- DO THIS -
Output every line below exactly.

- INPUT ROWS -
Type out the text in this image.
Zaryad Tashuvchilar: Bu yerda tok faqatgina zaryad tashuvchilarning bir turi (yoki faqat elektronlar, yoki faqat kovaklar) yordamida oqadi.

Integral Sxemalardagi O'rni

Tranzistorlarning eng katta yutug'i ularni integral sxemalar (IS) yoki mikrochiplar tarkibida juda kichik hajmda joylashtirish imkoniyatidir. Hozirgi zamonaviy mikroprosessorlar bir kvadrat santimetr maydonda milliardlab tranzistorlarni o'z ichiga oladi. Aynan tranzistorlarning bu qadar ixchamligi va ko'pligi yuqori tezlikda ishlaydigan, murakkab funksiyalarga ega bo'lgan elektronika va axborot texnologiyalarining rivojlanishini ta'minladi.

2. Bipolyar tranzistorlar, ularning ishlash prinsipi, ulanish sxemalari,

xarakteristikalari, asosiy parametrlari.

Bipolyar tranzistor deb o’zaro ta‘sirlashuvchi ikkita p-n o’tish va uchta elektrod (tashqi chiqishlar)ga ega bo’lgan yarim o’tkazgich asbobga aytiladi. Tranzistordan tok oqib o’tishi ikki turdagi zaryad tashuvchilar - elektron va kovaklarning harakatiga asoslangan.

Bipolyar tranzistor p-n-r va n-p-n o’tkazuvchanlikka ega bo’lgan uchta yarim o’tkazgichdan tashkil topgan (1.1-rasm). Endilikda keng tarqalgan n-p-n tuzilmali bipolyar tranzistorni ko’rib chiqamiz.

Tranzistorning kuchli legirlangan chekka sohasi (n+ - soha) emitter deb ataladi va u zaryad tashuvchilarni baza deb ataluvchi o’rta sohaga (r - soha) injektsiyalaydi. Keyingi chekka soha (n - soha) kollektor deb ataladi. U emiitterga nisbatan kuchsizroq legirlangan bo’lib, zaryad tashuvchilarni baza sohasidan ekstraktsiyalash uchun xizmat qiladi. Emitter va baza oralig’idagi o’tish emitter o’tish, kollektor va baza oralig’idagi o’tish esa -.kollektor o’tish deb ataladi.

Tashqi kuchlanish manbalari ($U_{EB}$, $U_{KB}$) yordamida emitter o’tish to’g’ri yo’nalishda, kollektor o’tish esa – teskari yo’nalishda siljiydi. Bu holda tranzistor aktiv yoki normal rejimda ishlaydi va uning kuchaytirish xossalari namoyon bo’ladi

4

- WRITTEN SOLUTION -
Type out the text in this image.
Zaryad Tashuvchilar: Bu yerda tok faqatgina zaryad tashuvchilarning bir turi (yoki faqat elektronlar, yoki faqat kovaklar) yordamida oqadi.

Integral Sxemalardagi O'rni

Tranzistorlarning eng katta yutug'i ularni integral sxemalar (IS) yoki mikrochiplar tarkibida juda kichik hajmda joylashtirish imkoniyatidir. Hozirgi zamonaviy mikroprosessorlar bir kvadrat santimetr maydonda milliardlab tranzistorlarni o'z ichiga oladi. Aynan tranzistorlarning bu qadar ixchamligi va ko'pligi yuqori tezlikda ishlaydigan, murakkab funksiyalarga ega bo'lgan elektronika va axborot texnologiyalarining rivojlanishini ta'minladi.

2. Bipolyar tranzistorlar, ularning ishlash prinsipi, ulanish sxemalari,

xarakteristikalari, asosiy parametrlari.

Bipolyar tranzistor deb o’zaro ta‘sirlashuvchi ikkita p-n o’tish va uchta elektrod (tashqi chiqishlar)ga ega bo’lgan yarim o’tkazgich asbobga aytiladi. Tranzistordan tok oqib o’tishi ikki turdagi zaryad tashuvchilar - elektron va kovaklarning harakatiga asoslangan.

Bipolyar tranzistor p-n-r va n-p-n o’tkazuvchanlikka ega bo’lgan uchta yarim o’tkazgichdan tashkil topgan (1.1-rasm). Endilikda keng tarqalgan n-p-n tuzilmali bipolyar tranzistorni ko’rib chiqamiz.

Tranzistorning kuchli legirlangan chekka sohasi (n+ - soha) emitter deb ataladi va u zaryad tashuvchilarni baza deb ataluvchi o’rta sohaga (r - soha) injektsiyalaydi. Keyingi chekka soha (n - soha) kollektor deb ataladi. U emiitterga nisbatan kuchsizroq legirlangan bo’lib, zaryad tashuvchilarni baza sohasidan ekstraktsiyalash uchun xizmat qiladi. Emitter va baza oralig’idagi o’tish emitter o’tish, kollektor va baza oralig’idagi o’tish esa -.kollektor o’tish deb ataladi.

Tashqi kuchlanish manbalari ($U_{EB}$, $U_{KB}$) yordamida emitter o’tish to’g’ri yo’nalishda, kollektor o’tish esa – teskari yo’nalishda siljiydi. Bu holda tranzistor aktiv yoki normal rejimda ishlaydi va uning kuchaytirish xossalari namoyon bo’ladi

4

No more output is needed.